**Aim of the exercise**
Without the images, write out all of the following entries exactly.

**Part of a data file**
★ ★ ★ ★ ★

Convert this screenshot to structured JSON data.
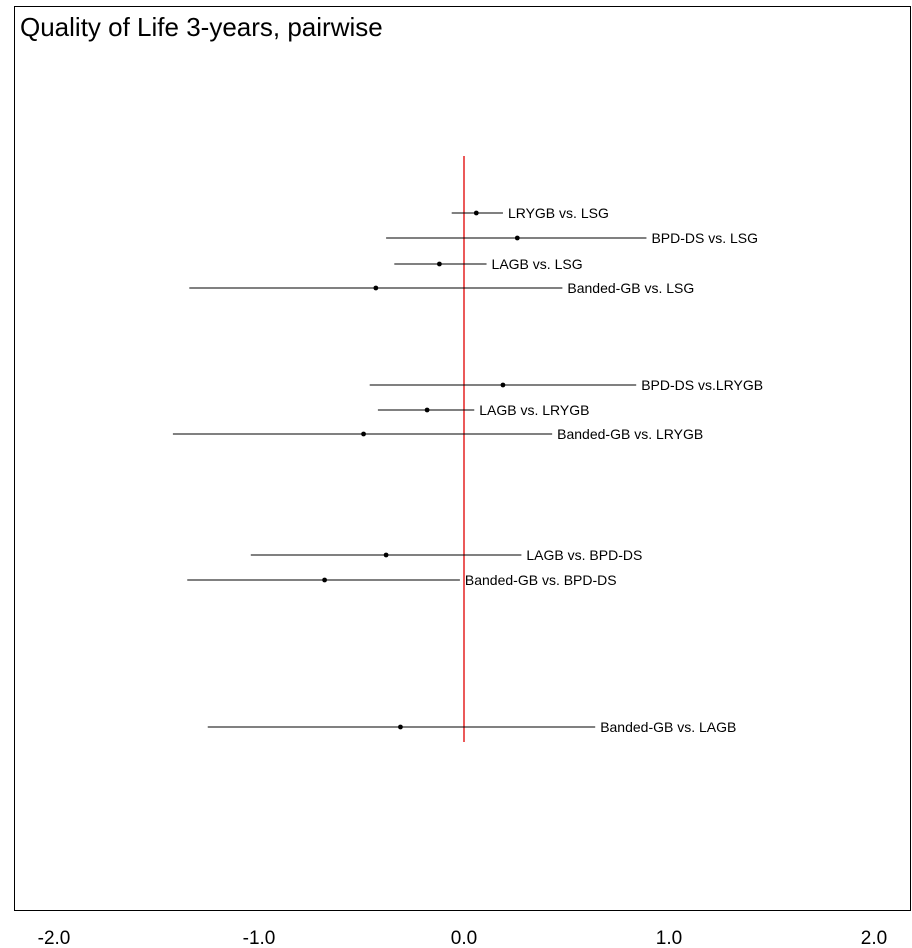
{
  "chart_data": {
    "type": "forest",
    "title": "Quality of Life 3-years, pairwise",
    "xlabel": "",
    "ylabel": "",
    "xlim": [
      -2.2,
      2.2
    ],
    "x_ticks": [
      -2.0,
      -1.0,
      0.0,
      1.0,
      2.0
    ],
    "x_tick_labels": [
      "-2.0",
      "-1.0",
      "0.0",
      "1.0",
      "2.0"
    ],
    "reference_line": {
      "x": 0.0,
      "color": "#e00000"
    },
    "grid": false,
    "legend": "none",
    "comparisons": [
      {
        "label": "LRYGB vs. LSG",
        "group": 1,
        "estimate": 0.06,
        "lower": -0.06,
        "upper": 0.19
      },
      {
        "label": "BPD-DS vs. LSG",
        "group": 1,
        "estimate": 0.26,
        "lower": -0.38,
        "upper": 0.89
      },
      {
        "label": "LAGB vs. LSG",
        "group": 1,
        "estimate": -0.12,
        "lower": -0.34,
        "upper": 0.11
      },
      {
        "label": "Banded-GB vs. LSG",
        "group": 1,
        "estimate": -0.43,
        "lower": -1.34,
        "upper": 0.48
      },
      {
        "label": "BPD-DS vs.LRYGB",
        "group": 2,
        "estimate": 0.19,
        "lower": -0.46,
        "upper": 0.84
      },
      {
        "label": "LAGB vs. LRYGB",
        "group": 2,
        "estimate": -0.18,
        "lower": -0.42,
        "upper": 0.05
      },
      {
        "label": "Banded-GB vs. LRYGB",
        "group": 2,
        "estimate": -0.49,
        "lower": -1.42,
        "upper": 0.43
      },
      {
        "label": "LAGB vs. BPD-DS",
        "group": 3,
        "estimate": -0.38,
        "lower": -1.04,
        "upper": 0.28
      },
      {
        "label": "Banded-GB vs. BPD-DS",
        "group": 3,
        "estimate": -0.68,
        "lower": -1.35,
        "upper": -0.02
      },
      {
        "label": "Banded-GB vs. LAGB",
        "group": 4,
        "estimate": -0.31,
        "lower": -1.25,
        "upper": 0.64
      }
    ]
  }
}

★ ★ ★ ★ ★

**Answer below**
Convert this screenshot to structured JSON data.
{
  "chart_data": {
    "type": "forest",
    "title": "Quality of Life 3-years, pairwise",
    "xlabel": "",
    "ylabel": "",
    "xlim": [
      -2.2,
      2.2
    ],
    "x_ticks": [
      -2.0,
      -1.0,
      0.0,
      1.0,
      2.0
    ],
    "x_tick_labels": [
      "-2.0",
      "-1.0",
      "0.0",
      "1.0",
      "2.0"
    ],
    "reference_line": {
      "x": 0.0,
      "color": "#e00000"
    },
    "grid": false,
    "legend": "none",
    "comparisons": [
      {
        "label": "LRYGB vs. LSG",
        "group": 1,
        "estimate": 0.06,
        "lower": -0.06,
        "upper": 0.19
      },
      {
        "label": "BPD-DS vs. LSG",
        "group": 1,
        "estimate": 0.26,
        "lower": -0.38,
        "upper": 0.89
      },
      {
        "label": "LAGB vs. LSG",
        "group": 1,
        "estimate": -0.12,
        "lower": -0.34,
        "upper": 0.11
      },
      {
        "label": "Banded-GB vs. LSG",
        "group": 1,
        "estimate": -0.43,
        "lower": -1.34,
        "upper": 0.48
      },
      {
        "label": "BPD-DS vs.LRYGB",
        "group": 2,
        "estimate": 0.19,
        "lower": -0.46,
        "upper": 0.84
      },
      {
        "label": "LAGB vs. LRYGB",
        "group": 2,
        "estimate": -0.18,
        "lower": -0.42,
        "upper": 0.05
      },
      {
        "label": "Banded-GB vs. LRYGB",
        "group": 2,
        "estimate": -0.49,
        "lower": -1.42,
        "upper": 0.43
      },
      {
        "label": "LAGB vs. BPD-DS",
        "group": 3,
        "estimate": -0.38,
        "lower": -1.04,
        "upper": 0.28
      },
      {
        "label": "Banded-GB vs. BPD-DS",
        "group": 3,
        "estimate": -0.68,
        "lower": -1.35,
        "upper": -0.02
      },
      {
        "label": "Banded-GB vs. LAGB",
        "group": 4,
        "estimate": -0.31,
        "lower": -1.25,
        "upper": 0.64
      }
    ]
  }
}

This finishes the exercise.